◆ TASK OBJECTIVE
For the abstract below on TCF-4 and HIV-1 transcription, answer yes or no to whether each statement agrees with it, and quote the deciding words. 1. Expressing TCF-4 in U-87MG cells increased Tat-mediated transcription of the HIV-1 LTR. 2. The LTR region from -80 to +80 has no classical binding motif for TCF-4/LEF-1. 3. When TCF-4 and Tat were expressed together, significant levels of both proteins were found in the cytoplasm.

Evidence for regulation of long terminal repeat transcription by Wnt transcription factor TCF-4 in human astrocytic cells

The Wnt signaling pathway plays an important role in neural cell development and function. The key components of this pathway, beta-catenin and its partner TCF-4/LEF-1, exert their effects on transcription by entering the nuclei, where they associate with the TCF-4/LEF-1 DNA motif positioned in the promoters of several important genes. Here we examined the role of TCF-4 upon transcription of the human immunodeficiency virus type 1 (HIV-1) promoter in human astrocytic cells. Our results showed that expression of TCF-4 in human astrocytic cells (U-87MG cells) decreased the basal and Tat-mediated transcription of the HIV-1 long terminal repeat (LTR). Results from promoter deletion studies revealed that the promoter sequence of the LTR with no classical binding motif for TCF-4/LEF-1, which spans positions -80 to +80 of the LTR, remained responsive to down-regulation by TCF-4. Noticeably, removal of the sequences between positions -80 and -68 decreased the negative effect of TCF-4 on viral gene transcription. A mutant variant of TCF-4 with no binding site for P-catenin was able to down-regulate LTR transcription, suggesting that beta-catenin may not be directly involved in the observed regulatory events. Results from the glutathione S-transferase pull-down assay as well as the combined immunoprecipitation and Western blot analysis of protein extract from U-87MG cells revealed an interaction of Tat with TCF-4. Subcellular examination of TCF-4 and Tat in cells expressing either protein alone showed a predominantly nuclear accumulation of these proteins. However, in cells which coexpressed both TCF-4 and Tat, significant levels of these proteins were found in the cytoplasm. All together, these observations provide evidence for the cooperative interaction of TCF-4, the important transcription factor of the Wnt pathway, with Tat; this interaction may determine the level of viral gene transcription in human astrocytic cells.

◆ DATA LISTING
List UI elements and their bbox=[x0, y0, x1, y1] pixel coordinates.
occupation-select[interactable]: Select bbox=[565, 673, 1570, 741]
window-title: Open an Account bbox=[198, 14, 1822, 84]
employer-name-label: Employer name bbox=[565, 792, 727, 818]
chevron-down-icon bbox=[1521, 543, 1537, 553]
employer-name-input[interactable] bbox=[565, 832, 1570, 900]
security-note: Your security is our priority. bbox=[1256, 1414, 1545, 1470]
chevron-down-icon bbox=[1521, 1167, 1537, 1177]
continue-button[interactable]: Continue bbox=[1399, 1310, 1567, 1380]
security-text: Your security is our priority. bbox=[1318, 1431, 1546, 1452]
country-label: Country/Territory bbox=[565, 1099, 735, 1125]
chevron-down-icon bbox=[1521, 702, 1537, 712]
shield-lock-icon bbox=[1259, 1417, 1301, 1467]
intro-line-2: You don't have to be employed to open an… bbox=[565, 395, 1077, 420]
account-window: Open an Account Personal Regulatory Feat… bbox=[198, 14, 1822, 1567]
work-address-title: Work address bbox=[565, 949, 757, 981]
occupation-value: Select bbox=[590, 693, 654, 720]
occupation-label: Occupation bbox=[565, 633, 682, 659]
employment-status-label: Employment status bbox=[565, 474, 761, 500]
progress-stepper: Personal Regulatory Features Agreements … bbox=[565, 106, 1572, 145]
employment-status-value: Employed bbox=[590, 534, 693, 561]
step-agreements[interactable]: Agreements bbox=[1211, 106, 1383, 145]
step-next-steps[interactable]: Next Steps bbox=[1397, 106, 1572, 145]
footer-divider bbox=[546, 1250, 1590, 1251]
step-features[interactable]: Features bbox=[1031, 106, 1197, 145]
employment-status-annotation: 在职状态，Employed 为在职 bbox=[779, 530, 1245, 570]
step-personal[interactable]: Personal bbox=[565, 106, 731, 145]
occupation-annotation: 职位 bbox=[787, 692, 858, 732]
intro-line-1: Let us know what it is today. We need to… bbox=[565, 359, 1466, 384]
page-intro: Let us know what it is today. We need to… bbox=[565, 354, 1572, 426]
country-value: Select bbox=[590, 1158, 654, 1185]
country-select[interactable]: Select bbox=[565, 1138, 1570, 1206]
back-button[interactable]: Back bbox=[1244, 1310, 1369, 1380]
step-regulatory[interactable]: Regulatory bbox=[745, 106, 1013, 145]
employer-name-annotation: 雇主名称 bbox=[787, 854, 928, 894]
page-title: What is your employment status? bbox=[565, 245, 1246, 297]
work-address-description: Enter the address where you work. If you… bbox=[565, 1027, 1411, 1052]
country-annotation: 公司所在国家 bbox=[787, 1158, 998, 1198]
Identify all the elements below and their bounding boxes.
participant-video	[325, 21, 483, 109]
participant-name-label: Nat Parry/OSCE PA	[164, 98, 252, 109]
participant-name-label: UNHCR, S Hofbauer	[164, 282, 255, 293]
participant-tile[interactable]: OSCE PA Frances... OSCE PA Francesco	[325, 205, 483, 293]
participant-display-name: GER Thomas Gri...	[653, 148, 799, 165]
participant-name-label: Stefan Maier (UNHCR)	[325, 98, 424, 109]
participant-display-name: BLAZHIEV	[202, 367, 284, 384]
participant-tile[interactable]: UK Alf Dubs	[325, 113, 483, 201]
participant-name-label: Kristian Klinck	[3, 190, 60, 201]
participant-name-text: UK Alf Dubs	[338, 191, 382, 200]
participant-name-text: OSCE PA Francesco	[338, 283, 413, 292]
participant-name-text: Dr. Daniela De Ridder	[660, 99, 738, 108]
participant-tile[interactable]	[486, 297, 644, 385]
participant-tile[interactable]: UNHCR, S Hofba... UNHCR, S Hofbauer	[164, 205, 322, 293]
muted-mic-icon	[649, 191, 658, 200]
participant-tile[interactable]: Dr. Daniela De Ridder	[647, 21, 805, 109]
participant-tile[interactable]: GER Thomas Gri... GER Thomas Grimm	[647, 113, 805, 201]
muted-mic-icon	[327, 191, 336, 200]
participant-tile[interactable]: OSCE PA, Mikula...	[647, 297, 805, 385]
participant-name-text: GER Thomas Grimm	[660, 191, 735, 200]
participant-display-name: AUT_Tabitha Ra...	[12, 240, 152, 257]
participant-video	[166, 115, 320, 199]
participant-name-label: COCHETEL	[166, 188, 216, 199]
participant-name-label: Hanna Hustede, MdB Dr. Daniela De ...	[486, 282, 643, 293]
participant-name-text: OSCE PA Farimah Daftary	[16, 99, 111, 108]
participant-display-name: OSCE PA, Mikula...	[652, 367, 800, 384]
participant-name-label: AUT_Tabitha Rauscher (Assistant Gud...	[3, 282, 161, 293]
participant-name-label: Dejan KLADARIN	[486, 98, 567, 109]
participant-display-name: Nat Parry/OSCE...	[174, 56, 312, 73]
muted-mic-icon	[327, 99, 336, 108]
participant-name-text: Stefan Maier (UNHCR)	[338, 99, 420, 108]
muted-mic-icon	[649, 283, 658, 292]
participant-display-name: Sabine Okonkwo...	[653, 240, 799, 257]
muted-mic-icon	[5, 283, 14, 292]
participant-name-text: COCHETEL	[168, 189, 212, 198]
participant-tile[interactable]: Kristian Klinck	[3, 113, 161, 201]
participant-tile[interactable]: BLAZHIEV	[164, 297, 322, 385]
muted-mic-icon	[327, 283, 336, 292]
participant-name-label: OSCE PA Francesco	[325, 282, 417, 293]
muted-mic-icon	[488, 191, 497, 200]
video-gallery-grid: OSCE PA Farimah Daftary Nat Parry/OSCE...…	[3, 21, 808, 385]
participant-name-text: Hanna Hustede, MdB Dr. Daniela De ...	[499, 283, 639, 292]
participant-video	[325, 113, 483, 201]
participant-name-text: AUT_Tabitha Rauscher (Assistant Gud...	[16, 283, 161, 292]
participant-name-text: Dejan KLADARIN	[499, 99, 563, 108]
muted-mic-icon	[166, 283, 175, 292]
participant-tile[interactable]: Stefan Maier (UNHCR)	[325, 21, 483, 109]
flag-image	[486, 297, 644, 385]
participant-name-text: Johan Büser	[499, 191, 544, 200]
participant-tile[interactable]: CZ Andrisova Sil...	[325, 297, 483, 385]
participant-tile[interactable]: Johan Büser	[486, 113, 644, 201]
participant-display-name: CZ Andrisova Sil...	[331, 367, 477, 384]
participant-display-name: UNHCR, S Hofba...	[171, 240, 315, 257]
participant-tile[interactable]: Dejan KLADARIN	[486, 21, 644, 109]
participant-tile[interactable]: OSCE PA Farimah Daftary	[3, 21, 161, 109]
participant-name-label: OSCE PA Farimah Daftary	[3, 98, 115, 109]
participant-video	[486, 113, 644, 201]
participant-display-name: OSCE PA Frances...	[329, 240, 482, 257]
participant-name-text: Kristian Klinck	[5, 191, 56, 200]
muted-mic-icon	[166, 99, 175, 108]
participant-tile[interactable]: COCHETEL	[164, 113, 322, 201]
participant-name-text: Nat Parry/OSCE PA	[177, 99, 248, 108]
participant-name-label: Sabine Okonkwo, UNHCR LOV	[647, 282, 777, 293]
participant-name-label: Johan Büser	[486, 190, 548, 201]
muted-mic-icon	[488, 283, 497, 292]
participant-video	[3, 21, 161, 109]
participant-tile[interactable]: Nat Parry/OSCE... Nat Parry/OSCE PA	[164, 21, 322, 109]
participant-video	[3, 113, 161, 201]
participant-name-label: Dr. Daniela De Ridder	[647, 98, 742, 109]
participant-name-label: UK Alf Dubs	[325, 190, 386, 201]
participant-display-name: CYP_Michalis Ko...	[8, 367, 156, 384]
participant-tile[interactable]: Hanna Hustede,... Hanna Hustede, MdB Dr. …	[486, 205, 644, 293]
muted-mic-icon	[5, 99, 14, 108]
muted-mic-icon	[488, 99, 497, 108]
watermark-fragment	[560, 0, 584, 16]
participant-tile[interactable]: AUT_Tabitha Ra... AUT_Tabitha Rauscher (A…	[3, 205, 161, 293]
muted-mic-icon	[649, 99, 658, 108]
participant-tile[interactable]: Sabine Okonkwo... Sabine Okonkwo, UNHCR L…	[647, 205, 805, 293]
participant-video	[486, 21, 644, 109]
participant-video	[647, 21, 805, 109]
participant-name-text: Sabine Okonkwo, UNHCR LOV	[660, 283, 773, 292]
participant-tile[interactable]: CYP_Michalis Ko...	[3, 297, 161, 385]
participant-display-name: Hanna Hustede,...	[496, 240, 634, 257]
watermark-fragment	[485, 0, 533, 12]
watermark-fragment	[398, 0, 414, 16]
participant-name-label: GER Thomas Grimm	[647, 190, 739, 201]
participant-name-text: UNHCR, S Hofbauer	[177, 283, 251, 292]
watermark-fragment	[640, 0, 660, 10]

◆ TASK OUTPUT
1. No: "expression of TCF-4 in human astrocytic cells (U-87MG cells) decreased the basal and Tat-mediated transcription of the HIV-1 long terminal repeat (LTR)"
2. Yes: "the promoter sequence of the LTR with no classical binding motif for TCF-4/LEF-1, which spans positions -80 to +80 of the LTR"
3. Yes: "in cells which coexpressed both TCF-4 and Tat, significant levels of these proteins were found in the cytoplasm"